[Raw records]

--*--

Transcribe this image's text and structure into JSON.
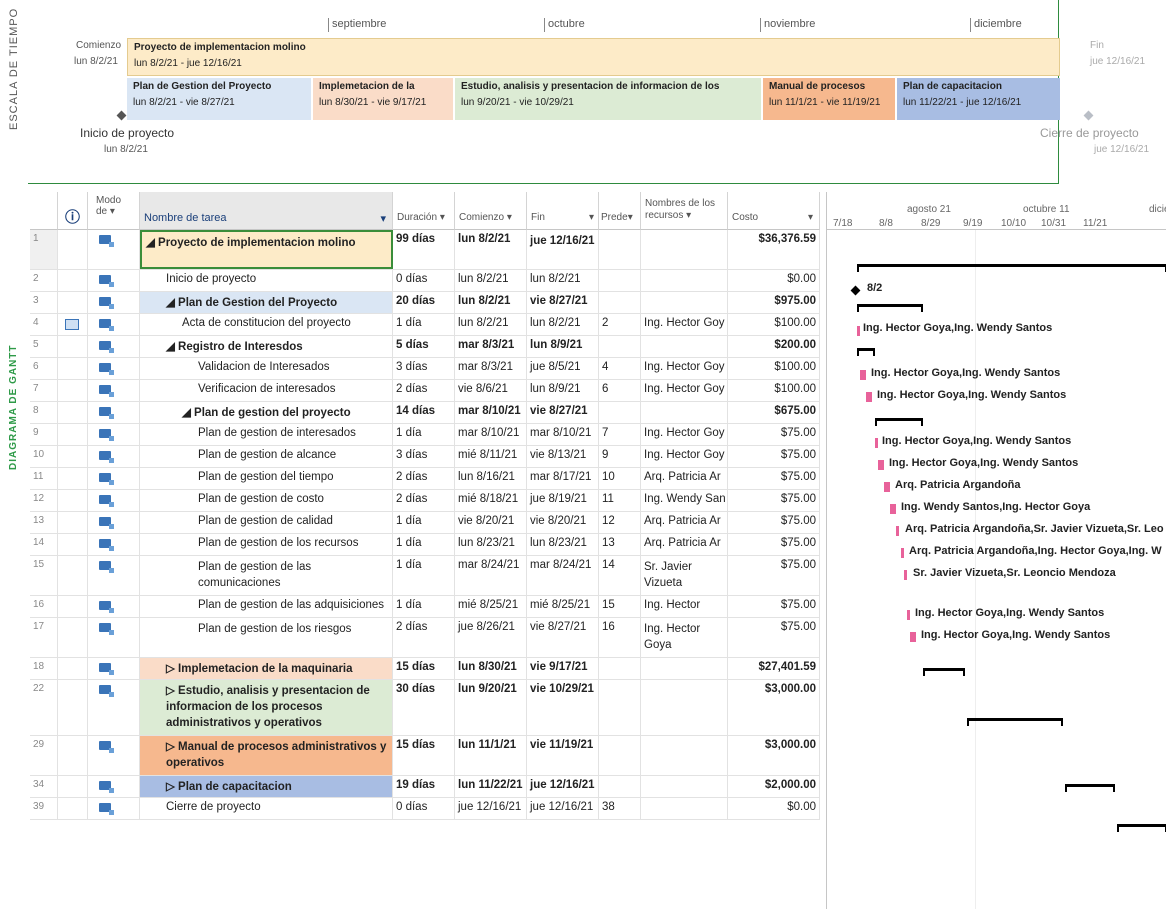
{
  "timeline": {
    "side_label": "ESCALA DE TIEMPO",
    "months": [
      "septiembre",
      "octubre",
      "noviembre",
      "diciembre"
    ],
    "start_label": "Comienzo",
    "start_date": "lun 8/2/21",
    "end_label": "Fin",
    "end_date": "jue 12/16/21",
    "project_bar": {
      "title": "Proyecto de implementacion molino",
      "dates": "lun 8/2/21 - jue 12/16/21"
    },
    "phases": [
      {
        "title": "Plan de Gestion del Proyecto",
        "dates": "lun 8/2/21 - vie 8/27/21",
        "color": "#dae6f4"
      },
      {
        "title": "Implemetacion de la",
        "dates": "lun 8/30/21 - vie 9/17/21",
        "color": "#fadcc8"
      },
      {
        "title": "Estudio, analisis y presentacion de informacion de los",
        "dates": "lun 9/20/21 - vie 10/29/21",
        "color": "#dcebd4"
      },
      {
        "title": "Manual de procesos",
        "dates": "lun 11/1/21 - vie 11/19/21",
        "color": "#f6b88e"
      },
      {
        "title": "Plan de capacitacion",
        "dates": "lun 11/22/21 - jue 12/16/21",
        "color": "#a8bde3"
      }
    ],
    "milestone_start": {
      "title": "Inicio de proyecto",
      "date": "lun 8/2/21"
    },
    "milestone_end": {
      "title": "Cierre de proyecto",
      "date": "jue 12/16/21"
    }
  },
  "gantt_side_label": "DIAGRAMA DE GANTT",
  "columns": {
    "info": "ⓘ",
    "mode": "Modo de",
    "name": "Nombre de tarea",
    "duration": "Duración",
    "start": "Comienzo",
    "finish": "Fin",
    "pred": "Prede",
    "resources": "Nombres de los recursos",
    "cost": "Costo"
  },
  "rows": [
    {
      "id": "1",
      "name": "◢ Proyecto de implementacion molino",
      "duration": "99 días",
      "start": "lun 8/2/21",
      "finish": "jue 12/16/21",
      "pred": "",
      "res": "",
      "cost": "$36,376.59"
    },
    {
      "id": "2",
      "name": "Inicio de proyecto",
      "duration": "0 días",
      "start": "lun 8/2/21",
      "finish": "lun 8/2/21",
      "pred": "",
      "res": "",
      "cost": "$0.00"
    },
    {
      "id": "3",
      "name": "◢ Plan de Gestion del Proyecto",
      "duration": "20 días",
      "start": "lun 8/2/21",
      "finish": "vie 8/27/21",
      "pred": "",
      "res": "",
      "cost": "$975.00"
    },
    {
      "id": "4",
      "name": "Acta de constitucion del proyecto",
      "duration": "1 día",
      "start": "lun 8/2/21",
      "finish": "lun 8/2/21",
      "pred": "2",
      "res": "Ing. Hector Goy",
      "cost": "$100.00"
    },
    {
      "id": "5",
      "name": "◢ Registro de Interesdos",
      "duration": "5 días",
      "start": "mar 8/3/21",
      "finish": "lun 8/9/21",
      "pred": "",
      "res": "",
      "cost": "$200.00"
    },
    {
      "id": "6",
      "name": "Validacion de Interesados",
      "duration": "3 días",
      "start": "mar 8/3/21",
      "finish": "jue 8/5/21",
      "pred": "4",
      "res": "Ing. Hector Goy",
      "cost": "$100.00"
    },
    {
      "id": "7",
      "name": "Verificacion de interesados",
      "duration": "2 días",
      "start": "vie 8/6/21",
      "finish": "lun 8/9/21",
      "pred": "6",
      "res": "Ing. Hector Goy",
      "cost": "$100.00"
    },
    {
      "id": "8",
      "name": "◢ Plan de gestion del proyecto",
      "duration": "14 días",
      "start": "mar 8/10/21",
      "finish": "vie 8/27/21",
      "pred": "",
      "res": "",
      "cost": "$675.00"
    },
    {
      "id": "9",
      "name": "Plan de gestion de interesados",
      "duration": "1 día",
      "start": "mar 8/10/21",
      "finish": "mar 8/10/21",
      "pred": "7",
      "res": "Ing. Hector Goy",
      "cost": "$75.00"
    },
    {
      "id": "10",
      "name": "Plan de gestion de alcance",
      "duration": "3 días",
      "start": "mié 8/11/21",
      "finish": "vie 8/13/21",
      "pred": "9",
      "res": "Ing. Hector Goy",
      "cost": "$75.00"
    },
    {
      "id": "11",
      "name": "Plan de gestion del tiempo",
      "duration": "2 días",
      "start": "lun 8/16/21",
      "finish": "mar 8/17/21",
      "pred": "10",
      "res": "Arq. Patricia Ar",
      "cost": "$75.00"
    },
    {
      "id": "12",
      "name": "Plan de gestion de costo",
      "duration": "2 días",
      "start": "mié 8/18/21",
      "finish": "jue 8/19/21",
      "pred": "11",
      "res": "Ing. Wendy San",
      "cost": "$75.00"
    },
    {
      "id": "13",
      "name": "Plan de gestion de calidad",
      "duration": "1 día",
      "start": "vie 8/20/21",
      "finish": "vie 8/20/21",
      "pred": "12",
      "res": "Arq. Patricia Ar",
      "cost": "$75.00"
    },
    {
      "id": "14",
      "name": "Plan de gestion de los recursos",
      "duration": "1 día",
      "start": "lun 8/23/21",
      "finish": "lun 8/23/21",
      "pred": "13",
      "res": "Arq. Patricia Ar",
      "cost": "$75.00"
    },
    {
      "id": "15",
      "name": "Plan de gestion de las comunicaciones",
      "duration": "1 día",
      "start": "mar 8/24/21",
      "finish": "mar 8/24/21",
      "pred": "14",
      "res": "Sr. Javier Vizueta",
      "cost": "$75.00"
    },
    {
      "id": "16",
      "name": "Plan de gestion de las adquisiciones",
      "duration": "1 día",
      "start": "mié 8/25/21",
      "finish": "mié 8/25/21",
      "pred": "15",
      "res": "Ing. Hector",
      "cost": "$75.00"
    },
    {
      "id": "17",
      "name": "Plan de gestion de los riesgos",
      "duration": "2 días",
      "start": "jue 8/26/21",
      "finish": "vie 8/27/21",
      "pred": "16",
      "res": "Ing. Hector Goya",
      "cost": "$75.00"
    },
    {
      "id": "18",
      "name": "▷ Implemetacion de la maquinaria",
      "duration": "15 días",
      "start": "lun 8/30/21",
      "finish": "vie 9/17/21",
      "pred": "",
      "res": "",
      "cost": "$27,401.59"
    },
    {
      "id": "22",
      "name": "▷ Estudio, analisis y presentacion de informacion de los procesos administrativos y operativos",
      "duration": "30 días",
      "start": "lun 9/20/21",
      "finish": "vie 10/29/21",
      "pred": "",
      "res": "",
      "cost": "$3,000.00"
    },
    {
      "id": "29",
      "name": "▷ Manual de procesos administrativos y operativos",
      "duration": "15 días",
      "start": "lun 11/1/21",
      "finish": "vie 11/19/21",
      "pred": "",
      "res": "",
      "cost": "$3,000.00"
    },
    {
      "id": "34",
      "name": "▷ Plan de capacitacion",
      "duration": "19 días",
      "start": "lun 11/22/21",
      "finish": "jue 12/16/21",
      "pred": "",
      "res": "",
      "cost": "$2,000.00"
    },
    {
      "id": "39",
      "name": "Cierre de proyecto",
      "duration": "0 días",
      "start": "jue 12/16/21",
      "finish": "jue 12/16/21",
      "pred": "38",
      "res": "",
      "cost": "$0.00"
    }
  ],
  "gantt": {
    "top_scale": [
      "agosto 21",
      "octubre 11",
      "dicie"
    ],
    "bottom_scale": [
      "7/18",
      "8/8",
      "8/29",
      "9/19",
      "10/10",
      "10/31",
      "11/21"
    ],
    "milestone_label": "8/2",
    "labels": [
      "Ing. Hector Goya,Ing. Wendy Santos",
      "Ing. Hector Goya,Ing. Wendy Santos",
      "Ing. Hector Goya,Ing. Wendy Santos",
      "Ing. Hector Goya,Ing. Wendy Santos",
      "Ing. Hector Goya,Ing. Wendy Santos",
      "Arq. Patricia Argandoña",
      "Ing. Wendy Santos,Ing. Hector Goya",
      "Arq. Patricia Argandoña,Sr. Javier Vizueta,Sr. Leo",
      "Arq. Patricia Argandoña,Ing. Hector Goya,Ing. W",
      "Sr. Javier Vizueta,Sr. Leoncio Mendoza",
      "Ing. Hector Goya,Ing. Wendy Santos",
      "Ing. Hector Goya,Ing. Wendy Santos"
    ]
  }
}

--*--

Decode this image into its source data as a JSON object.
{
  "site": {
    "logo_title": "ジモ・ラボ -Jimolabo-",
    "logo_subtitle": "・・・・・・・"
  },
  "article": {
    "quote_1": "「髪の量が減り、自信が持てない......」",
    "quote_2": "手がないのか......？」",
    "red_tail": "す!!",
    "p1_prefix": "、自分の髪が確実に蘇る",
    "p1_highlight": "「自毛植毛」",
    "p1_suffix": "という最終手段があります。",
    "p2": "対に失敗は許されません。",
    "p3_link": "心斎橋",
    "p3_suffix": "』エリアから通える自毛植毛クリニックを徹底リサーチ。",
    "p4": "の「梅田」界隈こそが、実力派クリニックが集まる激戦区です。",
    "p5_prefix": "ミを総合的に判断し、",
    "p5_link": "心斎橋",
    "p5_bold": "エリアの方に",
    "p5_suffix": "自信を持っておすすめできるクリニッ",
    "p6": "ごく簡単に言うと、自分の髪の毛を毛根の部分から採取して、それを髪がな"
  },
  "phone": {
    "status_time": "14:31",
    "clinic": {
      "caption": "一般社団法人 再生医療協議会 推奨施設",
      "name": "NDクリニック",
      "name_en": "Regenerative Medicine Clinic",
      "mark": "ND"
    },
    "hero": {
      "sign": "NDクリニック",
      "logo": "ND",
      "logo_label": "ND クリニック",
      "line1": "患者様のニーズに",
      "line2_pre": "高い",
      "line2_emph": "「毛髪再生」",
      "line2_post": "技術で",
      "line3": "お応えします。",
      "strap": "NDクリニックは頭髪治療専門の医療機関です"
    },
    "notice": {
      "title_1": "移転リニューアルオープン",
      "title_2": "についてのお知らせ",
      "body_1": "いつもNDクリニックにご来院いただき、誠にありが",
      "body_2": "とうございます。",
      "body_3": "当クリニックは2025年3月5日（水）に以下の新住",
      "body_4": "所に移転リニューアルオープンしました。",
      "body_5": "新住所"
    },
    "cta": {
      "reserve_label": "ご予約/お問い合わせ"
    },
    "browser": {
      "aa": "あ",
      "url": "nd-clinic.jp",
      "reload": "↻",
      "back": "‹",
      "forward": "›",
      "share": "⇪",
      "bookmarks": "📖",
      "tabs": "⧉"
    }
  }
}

--*--

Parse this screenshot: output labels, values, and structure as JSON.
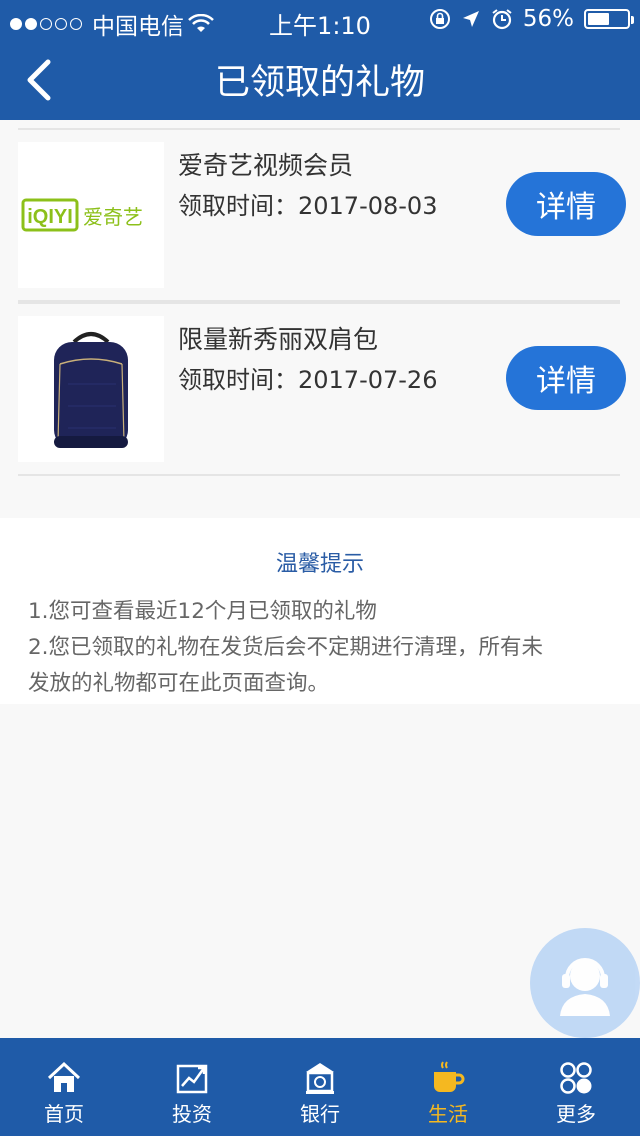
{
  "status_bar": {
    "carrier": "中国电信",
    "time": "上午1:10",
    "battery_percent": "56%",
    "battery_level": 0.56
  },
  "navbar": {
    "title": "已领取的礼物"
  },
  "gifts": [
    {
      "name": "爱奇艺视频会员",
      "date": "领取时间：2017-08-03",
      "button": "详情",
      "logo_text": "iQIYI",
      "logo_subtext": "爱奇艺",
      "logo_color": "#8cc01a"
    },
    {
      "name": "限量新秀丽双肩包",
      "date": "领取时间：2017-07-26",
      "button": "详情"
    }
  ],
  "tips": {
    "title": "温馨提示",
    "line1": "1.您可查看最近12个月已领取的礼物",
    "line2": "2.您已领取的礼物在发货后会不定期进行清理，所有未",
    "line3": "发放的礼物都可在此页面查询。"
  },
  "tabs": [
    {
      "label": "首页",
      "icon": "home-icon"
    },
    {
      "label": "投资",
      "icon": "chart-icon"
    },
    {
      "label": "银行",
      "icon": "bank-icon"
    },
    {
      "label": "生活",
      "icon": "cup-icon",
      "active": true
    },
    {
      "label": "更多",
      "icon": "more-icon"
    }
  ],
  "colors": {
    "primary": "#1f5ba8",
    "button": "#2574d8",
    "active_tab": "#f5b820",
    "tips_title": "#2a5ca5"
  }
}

--*--

### Short task:
Identify the lines in the entries above that contain "informacion", then copy them out.

### Response to the exercise:
        "title": "Estudio, analisis y presentacion de informacion de los",
      "name": "▷ Estudio, analisis y presentacion de informacion de los procesos administrativos y operativos",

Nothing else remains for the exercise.